[Data entries]

__________

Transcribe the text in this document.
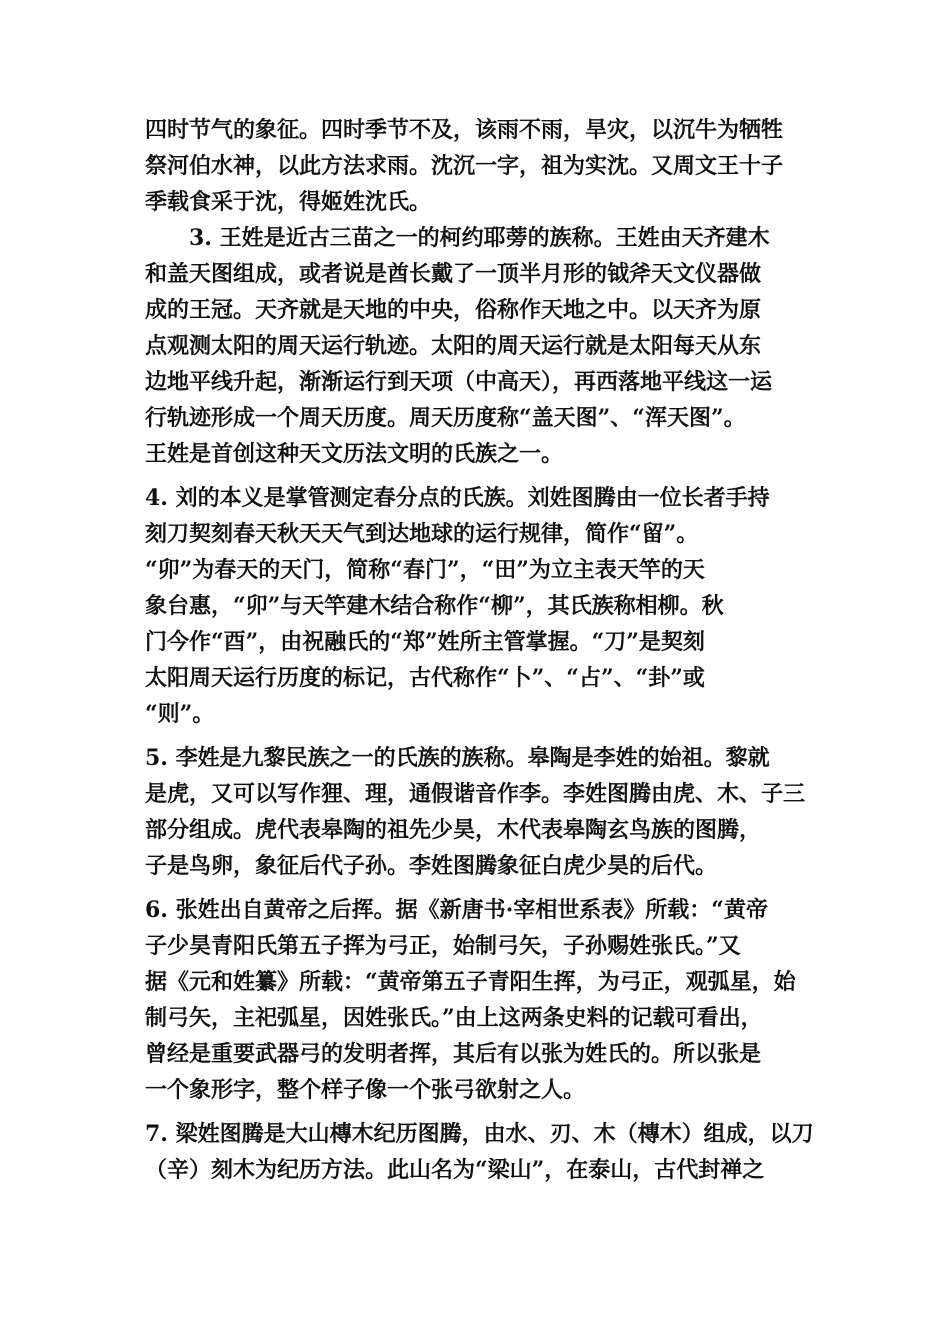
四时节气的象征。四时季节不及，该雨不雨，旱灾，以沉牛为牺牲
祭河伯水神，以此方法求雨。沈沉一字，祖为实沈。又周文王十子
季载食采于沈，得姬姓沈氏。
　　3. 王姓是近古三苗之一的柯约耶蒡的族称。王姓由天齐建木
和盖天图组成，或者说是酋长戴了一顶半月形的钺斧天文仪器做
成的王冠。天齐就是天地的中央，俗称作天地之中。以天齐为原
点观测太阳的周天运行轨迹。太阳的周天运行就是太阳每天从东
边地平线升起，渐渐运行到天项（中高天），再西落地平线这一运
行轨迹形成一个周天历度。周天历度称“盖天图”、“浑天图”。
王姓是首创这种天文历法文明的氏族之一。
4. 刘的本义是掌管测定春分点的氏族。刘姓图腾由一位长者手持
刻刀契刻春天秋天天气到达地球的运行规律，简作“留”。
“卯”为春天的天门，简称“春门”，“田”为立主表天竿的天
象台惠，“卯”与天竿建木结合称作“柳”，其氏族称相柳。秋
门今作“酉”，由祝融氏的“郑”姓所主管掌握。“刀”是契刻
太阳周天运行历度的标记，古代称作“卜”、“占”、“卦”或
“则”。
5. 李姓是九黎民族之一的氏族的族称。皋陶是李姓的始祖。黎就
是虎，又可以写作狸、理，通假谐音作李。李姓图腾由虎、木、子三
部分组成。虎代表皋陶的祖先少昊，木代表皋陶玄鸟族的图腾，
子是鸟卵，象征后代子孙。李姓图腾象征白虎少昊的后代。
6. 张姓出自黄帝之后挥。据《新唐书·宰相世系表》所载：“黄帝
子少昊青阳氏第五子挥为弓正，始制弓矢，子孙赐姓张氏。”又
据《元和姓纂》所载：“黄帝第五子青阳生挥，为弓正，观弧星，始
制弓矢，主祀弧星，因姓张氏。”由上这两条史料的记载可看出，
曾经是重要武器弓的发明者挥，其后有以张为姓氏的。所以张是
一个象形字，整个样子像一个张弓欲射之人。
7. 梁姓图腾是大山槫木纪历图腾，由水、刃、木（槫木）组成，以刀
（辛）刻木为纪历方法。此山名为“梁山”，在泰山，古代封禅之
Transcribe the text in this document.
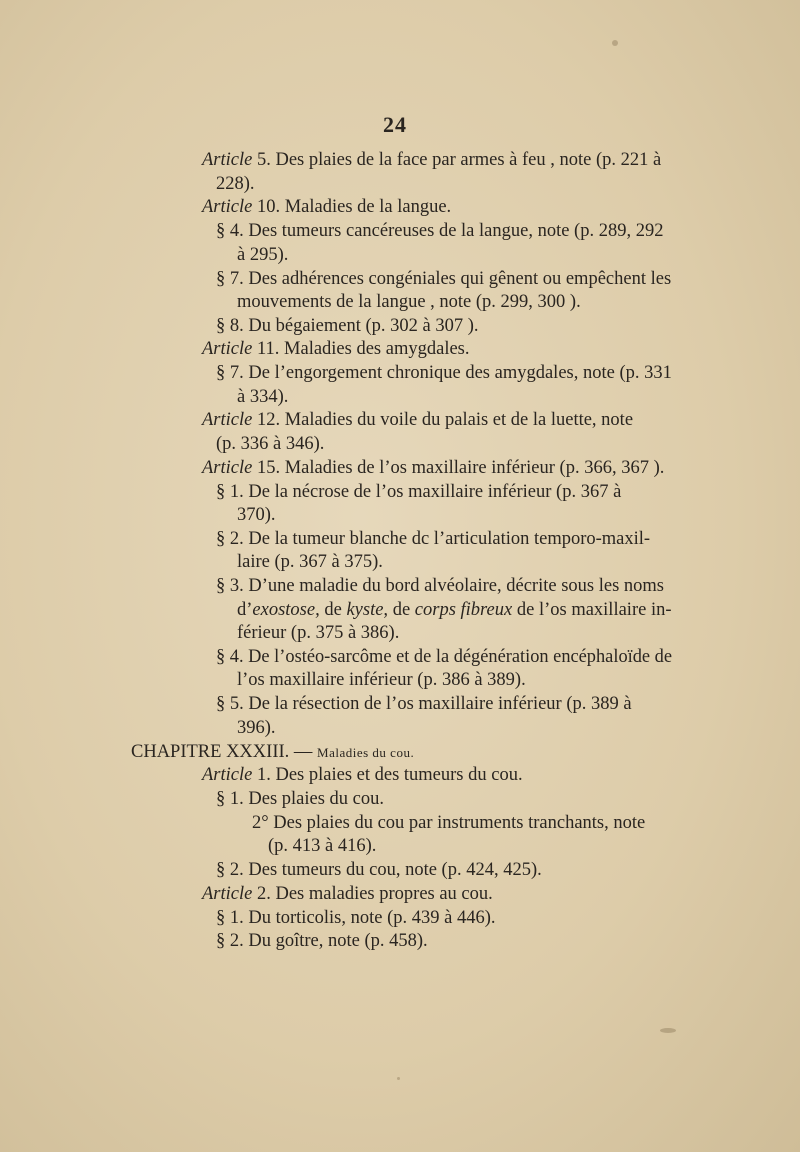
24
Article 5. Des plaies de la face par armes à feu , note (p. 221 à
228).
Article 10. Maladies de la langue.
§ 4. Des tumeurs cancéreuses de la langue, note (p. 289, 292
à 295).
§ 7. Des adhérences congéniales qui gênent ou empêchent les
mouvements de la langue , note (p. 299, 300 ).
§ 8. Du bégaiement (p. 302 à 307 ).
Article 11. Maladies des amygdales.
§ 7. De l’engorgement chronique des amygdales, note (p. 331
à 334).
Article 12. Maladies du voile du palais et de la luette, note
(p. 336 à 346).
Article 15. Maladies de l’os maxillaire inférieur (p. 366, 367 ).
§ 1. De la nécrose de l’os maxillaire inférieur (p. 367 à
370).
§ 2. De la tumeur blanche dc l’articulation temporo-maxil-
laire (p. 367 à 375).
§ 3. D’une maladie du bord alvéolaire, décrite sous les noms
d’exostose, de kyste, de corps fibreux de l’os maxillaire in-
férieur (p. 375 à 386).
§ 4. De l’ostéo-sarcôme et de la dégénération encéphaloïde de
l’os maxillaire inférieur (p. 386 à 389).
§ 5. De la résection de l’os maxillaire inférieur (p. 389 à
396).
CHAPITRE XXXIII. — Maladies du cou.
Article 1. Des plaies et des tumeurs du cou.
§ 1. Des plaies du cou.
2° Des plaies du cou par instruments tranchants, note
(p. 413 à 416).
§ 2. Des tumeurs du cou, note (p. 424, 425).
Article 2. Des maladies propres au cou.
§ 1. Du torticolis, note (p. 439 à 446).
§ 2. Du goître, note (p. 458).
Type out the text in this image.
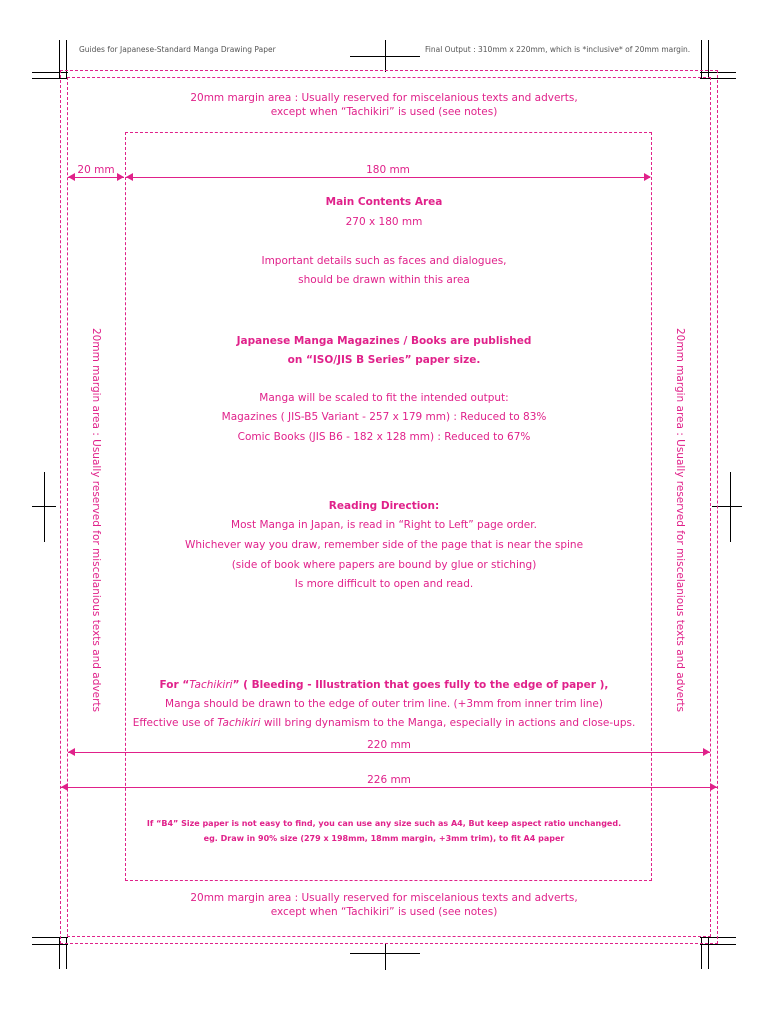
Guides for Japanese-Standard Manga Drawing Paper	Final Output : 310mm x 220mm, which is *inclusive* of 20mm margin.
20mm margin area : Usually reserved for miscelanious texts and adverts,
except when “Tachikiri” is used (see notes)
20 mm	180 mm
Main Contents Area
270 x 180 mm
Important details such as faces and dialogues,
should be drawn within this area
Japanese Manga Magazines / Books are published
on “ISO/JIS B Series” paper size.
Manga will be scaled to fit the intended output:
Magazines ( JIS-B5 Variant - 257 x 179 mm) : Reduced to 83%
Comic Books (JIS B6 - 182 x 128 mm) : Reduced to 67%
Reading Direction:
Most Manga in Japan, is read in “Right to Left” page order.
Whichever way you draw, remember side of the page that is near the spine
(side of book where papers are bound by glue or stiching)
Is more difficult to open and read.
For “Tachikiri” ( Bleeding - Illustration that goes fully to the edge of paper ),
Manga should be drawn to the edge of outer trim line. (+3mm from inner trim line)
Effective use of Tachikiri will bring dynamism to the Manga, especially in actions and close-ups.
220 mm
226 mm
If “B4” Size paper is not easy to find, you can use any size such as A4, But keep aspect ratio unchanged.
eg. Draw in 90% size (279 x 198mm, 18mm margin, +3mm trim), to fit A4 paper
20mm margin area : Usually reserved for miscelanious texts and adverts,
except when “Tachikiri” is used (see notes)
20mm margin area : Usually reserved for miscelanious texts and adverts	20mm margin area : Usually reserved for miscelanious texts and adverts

__________

Show all lines from the data above in which the word "edge" appears.

For “Tachikiri” ( Bleeding - Illustration that goes fully to the edge of paper ),
Manga should be drawn to the edge of outer trim line. (+3mm from inner trim line)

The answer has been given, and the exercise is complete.